# Goal of the exercise
Output all records precisely as written.

# Saved entries
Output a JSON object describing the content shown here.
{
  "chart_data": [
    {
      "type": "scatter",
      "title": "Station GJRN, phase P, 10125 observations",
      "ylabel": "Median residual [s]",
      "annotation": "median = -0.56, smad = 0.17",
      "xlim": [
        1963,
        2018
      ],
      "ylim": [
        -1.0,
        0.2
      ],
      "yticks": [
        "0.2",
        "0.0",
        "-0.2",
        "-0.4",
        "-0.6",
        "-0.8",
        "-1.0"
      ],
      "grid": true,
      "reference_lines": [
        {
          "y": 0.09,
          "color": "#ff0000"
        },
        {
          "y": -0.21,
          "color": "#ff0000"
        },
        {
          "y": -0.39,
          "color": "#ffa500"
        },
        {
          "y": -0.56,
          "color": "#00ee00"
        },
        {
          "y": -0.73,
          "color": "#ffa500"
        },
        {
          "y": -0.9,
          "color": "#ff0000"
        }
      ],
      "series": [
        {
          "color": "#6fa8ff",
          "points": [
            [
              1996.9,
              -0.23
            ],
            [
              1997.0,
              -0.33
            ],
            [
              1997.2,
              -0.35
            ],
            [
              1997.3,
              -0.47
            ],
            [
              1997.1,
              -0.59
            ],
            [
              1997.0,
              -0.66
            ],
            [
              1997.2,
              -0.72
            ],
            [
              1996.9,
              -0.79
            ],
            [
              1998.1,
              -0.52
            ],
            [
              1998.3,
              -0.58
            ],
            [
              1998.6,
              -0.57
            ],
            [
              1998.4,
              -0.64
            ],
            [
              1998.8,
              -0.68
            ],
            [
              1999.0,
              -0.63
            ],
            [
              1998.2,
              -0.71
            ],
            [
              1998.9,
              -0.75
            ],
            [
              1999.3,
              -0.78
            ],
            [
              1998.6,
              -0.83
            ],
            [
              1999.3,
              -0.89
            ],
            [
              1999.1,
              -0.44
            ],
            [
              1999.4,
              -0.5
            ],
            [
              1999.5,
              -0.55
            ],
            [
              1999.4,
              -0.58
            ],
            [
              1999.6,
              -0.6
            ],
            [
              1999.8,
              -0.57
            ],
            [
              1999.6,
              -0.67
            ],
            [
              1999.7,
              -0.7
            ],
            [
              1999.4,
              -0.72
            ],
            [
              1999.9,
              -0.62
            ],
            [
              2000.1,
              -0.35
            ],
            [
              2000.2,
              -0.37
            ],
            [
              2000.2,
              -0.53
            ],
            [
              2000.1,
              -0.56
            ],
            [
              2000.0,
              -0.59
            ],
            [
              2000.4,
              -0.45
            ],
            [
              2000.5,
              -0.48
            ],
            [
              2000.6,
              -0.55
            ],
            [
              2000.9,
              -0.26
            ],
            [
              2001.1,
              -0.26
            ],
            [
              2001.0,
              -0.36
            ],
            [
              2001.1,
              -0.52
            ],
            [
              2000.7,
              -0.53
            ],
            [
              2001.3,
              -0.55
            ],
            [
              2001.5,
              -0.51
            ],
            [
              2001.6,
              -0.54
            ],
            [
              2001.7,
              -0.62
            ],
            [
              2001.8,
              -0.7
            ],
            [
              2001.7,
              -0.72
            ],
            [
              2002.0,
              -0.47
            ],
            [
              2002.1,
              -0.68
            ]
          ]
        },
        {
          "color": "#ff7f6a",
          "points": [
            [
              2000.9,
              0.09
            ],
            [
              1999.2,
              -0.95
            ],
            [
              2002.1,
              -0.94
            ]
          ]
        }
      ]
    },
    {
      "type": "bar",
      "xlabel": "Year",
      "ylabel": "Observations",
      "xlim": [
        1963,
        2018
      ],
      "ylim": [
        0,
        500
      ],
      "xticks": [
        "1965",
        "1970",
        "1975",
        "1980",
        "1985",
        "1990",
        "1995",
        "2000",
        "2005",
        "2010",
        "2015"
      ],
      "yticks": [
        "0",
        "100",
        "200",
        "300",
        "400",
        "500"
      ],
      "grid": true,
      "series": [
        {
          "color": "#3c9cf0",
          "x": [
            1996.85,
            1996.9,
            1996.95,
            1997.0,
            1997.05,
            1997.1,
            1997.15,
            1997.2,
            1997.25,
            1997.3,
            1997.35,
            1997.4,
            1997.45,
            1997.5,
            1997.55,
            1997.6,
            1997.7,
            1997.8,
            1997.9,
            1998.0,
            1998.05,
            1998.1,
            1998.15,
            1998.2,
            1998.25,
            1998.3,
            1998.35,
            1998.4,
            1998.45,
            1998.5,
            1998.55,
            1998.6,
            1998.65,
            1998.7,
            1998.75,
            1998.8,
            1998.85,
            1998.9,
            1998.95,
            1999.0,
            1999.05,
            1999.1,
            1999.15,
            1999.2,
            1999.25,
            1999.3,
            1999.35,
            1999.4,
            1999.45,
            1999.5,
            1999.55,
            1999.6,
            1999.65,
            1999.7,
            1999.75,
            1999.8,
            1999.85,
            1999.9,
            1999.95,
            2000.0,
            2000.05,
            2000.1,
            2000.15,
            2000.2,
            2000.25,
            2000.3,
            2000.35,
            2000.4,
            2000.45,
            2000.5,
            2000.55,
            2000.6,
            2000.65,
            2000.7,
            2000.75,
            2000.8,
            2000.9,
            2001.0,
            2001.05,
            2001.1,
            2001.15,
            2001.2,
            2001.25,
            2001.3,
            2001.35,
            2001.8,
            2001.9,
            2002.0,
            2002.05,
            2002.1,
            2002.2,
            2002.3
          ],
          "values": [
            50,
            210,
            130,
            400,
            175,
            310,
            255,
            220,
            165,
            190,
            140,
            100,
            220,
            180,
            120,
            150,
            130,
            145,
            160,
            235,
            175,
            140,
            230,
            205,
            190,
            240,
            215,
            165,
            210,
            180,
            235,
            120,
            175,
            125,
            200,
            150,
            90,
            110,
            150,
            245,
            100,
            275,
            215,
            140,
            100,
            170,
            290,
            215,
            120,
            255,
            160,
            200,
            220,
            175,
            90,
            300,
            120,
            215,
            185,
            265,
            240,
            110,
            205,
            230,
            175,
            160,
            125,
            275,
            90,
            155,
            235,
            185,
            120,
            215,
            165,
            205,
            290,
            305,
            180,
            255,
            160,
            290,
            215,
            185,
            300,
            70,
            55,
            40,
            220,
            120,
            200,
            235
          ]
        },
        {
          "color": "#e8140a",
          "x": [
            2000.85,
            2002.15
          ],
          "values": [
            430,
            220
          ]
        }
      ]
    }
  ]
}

# Exercise result
Output a JSON object describing the content shown here.
{
  "chart_data": [
    {
      "type": "scatter",
      "title": "Station GJRN, phase P, 10125 observations",
      "ylabel": "Median residual [s]",
      "annotation": "median = -0.56, smad = 0.17",
      "xlim": [
        1963,
        2018
      ],
      "ylim": [
        -1.0,
        0.2
      ],
      "yticks": [
        "0.2",
        "0.0",
        "-0.2",
        "-0.4",
        "-0.6",
        "-0.8",
        "-1.0"
      ],
      "grid": true,
      "reference_lines": [
        {
          "y": 0.09,
          "color": "#ff0000"
        },
        {
          "y": -0.21,
          "color": "#ff0000"
        },
        {
          "y": -0.39,
          "color": "#ffa500"
        },
        {
          "y": -0.56,
          "color": "#00ee00"
        },
        {
          "y": -0.73,
          "color": "#ffa500"
        },
        {
          "y": -0.9,
          "color": "#ff0000"
        }
      ],
      "series": [
        {
          "color": "#6fa8ff",
          "points": [
            [
              1996.9,
              -0.23
            ],
            [
              1997.0,
              -0.33
            ],
            [
              1997.2,
              -0.35
            ],
            [
              1997.3,
              -0.47
            ],
            [
              1997.1,
              -0.59
            ],
            [
              1997.0,
              -0.66
            ],
            [
              1997.2,
              -0.72
            ],
            [
              1996.9,
              -0.79
            ],
            [
              1998.1,
              -0.52
            ],
            [
              1998.3,
              -0.58
            ],
            [
              1998.6,
              -0.57
            ],
            [
              1998.4,
              -0.64
            ],
            [
              1998.8,
              -0.68
            ],
            [
              1999.0,
              -0.63
            ],
            [
              1998.2,
              -0.71
            ],
            [
              1998.9,
              -0.75
            ],
            [
              1999.3,
              -0.78
            ],
            [
              1998.6,
              -0.83
            ],
            [
              1999.3,
              -0.89
            ],
            [
              1999.1,
              -0.44
            ],
            [
              1999.4,
              -0.5
            ],
            [
              1999.5,
              -0.55
            ],
            [
              1999.4,
              -0.58
            ],
            [
              1999.6,
              -0.6
            ],
            [
              1999.8,
              -0.57
            ],
            [
              1999.6,
              -0.67
            ],
            [
              1999.7,
              -0.7
            ],
            [
              1999.4,
              -0.72
            ],
            [
              1999.9,
              -0.62
            ],
            [
              2000.1,
              -0.35
            ],
            [
              2000.2,
              -0.37
            ],
            [
              2000.2,
              -0.53
            ],
            [
              2000.1,
              -0.56
            ],
            [
              2000.0,
              -0.59
            ],
            [
              2000.4,
              -0.45
            ],
            [
              2000.5,
              -0.48
            ],
            [
              2000.6,
              -0.55
            ],
            [
              2000.9,
              -0.26
            ],
            [
              2001.1,
              -0.26
            ],
            [
              2001.0,
              -0.36
            ],
            [
              2001.1,
              -0.52
            ],
            [
              2000.7,
              -0.53
            ],
            [
              2001.3,
              -0.55
            ],
            [
              2001.5,
              -0.51
            ],
            [
              2001.6,
              -0.54
            ],
            [
              2001.7,
              -0.62
            ],
            [
              2001.8,
              -0.7
            ],
            [
              2001.7,
              -0.72
            ],
            [
              2002.0,
              -0.47
            ],
            [
              2002.1,
              -0.68
            ]
          ]
        },
        {
          "color": "#ff7f6a",
          "points": [
            [
              2000.9,
              0.09
            ],
            [
              1999.2,
              -0.95
            ],
            [
              2002.1,
              -0.94
            ]
          ]
        }
      ]
    },
    {
      "type": "bar",
      "xlabel": "Year",
      "ylabel": "Observations",
      "xlim": [
        1963,
        2018
      ],
      "ylim": [
        0,
        500
      ],
      "xticks": [
        "1965",
        "1970",
        "1975",
        "1980",
        "1985",
        "1990",
        "1995",
        "2000",
        "2005",
        "2010",
        "2015"
      ],
      "yticks": [
        "0",
        "100",
        "200",
        "300",
        "400",
        "500"
      ],
      "grid": true,
      "series": [
        {
          "color": "#3c9cf0",
          "x": [
            1996.85,
            1996.9,
            1996.95,
            1997.0,
            1997.05,
            1997.1,
            1997.15,
            1997.2,
            1997.25,
            1997.3,
            1997.35,
            1997.4,
            1997.45,
            1997.5,
            1997.55,
            1997.6,
            1997.7,
            1997.8,
            1997.9,
            1998.0,
            1998.05,
            1998.1,
            1998.15,
            1998.2,
            1998.25,
            1998.3,
            1998.35,
            1998.4,
            1998.45,
            1998.5,
            1998.55,
            1998.6,
            1998.65,
            1998.7,
            1998.75,
            1998.8,
            1998.85,
            1998.9,
            1998.95,
            1999.0,
            1999.05,
            1999.1,
            1999.15,
            1999.2,
            1999.25,
            1999.3,
            1999.35,
            1999.4,
            1999.45,
            1999.5,
            1999.55,
            1999.6,
            1999.65,
            1999.7,
            1999.75,
            1999.8,
            1999.85,
            1999.9,
            1999.95,
            2000.0,
            2000.05,
            2000.1,
            2000.15,
            2000.2,
            2000.25,
            2000.3,
            2000.35,
            2000.4,
            2000.45,
            2000.5,
            2000.55,
            2000.6,
            2000.65,
            2000.7,
            2000.75,
            2000.8,
            2000.9,
            2001.0,
            2001.05,
            2001.1,
            2001.15,
            2001.2,
            2001.25,
            2001.3,
            2001.35,
            2001.8,
            2001.9,
            2002.0,
            2002.05,
            2002.1,
            2002.2,
            2002.3
          ],
          "values": [
            50,
            210,
            130,
            400,
            175,
            310,
            255,
            220,
            165,
            190,
            140,
            100,
            220,
            180,
            120,
            150,
            130,
            145,
            160,
            235,
            175,
            140,
            230,
            205,
            190,
            240,
            215,
            165,
            210,
            180,
            235,
            120,
            175,
            125,
            200,
            150,
            90,
            110,
            150,
            245,
            100,
            275,
            215,
            140,
            100,
            170,
            290,
            215,
            120,
            255,
            160,
            200,
            220,
            175,
            90,
            300,
            120,
            215,
            185,
            265,
            240,
            110,
            205,
            230,
            175,
            160,
            125,
            275,
            90,
            155,
            235,
            185,
            120,
            215,
            165,
            205,
            290,
            305,
            180,
            255,
            160,
            290,
            215,
            185,
            300,
            70,
            55,
            40,
            220,
            120,
            200,
            235
          ]
        },
        {
          "color": "#e8140a",
          "x": [
            2000.85,
            2002.15
          ],
          "values": [
            430,
            220
          ]
        }
      ]
    }
  ]
}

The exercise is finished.